### What you should do
Return all lines below containing the word "уровень".

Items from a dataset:
Start
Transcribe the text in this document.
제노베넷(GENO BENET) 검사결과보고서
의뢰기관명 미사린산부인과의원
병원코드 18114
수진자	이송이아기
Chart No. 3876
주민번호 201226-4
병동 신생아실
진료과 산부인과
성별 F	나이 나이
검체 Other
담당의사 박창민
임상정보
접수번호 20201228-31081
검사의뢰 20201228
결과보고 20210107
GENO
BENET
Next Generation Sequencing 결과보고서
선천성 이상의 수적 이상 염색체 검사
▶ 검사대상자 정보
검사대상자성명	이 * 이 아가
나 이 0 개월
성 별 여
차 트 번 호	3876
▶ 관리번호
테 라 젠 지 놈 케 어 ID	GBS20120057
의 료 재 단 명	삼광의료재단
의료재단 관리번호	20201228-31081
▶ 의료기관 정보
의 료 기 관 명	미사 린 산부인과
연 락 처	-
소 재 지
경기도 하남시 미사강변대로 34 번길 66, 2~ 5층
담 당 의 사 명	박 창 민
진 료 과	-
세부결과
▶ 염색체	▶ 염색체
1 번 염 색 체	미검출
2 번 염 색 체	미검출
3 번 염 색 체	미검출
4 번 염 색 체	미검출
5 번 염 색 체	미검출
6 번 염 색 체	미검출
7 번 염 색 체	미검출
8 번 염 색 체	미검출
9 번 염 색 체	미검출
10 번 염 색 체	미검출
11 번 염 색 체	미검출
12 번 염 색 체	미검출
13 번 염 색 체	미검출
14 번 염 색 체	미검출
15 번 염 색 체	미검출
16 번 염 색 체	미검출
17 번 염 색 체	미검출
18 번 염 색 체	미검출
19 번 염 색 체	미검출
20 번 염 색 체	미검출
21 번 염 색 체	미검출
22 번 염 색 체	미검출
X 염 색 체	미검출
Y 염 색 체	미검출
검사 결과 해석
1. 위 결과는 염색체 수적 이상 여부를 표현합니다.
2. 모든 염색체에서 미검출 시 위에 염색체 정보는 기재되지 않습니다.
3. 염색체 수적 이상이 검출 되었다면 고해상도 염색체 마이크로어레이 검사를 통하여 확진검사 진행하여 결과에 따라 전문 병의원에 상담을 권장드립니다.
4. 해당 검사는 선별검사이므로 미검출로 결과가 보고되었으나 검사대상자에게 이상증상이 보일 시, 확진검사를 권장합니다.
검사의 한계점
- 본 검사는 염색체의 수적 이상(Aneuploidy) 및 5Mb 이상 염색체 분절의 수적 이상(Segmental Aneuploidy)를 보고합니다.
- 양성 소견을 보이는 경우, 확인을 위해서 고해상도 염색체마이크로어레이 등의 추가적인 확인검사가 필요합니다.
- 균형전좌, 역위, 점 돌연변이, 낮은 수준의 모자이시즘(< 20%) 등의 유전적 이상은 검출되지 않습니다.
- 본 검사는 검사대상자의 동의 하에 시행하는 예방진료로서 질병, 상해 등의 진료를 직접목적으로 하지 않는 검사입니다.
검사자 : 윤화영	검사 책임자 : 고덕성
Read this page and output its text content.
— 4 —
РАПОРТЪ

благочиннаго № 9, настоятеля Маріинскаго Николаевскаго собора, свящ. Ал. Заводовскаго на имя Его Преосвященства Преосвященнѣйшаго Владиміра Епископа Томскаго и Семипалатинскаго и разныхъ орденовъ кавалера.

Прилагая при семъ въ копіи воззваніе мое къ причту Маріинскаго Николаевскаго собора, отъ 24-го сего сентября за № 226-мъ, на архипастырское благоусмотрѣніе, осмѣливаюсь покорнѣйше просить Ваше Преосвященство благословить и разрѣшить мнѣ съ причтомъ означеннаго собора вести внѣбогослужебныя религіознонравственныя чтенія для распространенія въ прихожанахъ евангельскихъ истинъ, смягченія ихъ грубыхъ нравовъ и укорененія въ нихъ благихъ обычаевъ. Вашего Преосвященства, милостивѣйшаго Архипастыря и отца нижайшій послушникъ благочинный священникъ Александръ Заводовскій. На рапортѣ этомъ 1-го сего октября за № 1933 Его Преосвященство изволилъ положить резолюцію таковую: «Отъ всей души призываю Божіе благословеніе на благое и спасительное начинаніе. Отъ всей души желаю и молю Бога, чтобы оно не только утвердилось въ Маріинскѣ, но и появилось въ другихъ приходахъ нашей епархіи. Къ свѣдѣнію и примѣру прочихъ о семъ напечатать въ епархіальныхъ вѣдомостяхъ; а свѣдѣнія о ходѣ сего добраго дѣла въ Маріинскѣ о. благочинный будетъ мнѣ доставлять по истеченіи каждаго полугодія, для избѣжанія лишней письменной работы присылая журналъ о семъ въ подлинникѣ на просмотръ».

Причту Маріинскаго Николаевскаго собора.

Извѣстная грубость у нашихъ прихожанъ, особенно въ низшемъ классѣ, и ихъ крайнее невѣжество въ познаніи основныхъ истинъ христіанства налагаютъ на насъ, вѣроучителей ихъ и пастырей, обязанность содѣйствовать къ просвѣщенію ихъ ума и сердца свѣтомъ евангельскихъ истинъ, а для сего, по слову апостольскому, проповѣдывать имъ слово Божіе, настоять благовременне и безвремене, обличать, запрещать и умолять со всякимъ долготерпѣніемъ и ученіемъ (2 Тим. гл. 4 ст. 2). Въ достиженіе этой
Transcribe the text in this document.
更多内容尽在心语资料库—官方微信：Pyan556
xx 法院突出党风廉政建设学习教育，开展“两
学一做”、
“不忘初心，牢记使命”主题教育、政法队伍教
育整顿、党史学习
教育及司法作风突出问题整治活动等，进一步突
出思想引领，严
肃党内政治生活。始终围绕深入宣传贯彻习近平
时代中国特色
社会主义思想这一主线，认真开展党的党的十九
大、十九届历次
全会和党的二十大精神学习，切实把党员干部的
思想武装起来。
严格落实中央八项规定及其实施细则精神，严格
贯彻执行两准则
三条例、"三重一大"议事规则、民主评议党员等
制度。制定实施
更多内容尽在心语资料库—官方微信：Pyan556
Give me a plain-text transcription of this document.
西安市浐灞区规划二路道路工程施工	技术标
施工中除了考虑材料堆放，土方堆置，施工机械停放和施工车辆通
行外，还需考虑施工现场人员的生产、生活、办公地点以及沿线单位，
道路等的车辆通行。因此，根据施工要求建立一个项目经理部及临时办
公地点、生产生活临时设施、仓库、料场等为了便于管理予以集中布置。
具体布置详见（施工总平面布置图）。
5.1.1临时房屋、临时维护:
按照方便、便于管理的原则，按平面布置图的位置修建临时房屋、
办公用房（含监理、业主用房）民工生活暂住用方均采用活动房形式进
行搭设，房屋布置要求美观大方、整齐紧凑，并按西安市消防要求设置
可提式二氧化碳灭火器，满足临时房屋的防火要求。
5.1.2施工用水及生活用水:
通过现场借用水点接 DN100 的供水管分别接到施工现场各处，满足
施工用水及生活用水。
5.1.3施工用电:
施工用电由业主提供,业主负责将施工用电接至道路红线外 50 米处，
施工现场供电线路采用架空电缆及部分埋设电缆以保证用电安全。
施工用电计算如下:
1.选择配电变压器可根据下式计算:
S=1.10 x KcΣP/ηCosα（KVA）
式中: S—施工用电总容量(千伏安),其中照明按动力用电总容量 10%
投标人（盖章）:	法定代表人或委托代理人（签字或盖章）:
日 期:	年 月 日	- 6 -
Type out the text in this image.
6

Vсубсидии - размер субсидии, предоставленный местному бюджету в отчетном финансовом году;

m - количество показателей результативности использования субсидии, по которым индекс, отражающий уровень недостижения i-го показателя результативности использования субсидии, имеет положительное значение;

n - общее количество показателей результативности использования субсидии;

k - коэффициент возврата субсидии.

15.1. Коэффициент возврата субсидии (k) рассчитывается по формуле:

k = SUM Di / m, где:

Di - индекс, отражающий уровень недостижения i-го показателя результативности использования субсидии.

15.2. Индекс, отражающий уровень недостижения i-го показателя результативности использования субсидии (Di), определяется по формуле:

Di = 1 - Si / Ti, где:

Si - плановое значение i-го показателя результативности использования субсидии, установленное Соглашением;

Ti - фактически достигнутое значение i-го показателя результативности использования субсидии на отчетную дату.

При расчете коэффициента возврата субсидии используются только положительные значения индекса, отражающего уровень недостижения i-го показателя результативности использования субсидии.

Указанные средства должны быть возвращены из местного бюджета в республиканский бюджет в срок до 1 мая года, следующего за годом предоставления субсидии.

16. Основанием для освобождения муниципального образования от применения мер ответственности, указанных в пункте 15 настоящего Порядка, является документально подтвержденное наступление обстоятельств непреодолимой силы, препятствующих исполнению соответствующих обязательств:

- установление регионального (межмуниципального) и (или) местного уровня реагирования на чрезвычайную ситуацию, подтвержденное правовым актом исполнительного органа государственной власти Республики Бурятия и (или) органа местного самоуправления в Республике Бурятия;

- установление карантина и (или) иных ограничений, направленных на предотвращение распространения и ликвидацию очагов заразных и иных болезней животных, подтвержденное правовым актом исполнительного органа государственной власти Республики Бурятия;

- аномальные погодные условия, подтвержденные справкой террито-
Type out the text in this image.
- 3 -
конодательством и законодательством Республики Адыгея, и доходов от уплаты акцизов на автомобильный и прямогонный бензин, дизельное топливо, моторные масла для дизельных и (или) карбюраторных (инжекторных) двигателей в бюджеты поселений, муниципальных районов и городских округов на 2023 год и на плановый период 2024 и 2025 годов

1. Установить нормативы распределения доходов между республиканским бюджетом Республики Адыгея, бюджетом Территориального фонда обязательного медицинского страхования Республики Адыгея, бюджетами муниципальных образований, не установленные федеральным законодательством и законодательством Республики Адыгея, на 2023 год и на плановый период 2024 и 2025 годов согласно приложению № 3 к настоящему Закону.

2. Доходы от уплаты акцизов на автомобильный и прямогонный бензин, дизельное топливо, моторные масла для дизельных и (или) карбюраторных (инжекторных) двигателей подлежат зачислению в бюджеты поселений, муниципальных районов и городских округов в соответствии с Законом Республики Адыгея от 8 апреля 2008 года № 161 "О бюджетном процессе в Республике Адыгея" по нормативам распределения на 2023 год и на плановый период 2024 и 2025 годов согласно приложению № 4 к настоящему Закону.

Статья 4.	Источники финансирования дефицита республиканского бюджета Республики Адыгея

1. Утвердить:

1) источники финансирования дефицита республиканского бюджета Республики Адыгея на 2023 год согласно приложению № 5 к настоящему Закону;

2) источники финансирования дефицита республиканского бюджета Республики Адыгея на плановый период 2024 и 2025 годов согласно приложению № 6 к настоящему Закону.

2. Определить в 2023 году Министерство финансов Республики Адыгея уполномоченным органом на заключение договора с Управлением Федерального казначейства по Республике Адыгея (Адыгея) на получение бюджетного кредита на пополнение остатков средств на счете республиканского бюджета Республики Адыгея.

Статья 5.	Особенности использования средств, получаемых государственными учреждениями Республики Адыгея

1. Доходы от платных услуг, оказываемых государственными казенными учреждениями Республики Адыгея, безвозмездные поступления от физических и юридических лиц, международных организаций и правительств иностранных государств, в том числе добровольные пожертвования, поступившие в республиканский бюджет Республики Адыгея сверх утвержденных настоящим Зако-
End
### Solution for this task
m - количество показателей результативности использования субсидии, по которым индекс, отражающий уровень недостижения i-го показателя результативности использования субсидии, имеет положительное значение;
Di - индекс, отражающий уровень недостижения i-го показателя результативности использования субсидии.
15.2. Индекс, отражающий уровень недостижения i-го показателя результативности использования субсидии (Di), определяется по формуле:
При расчете коэффициента возврата субсидии используются только положительные значения индекса, отражающего уровень недостижения i-го показателя результативности использования субсидии.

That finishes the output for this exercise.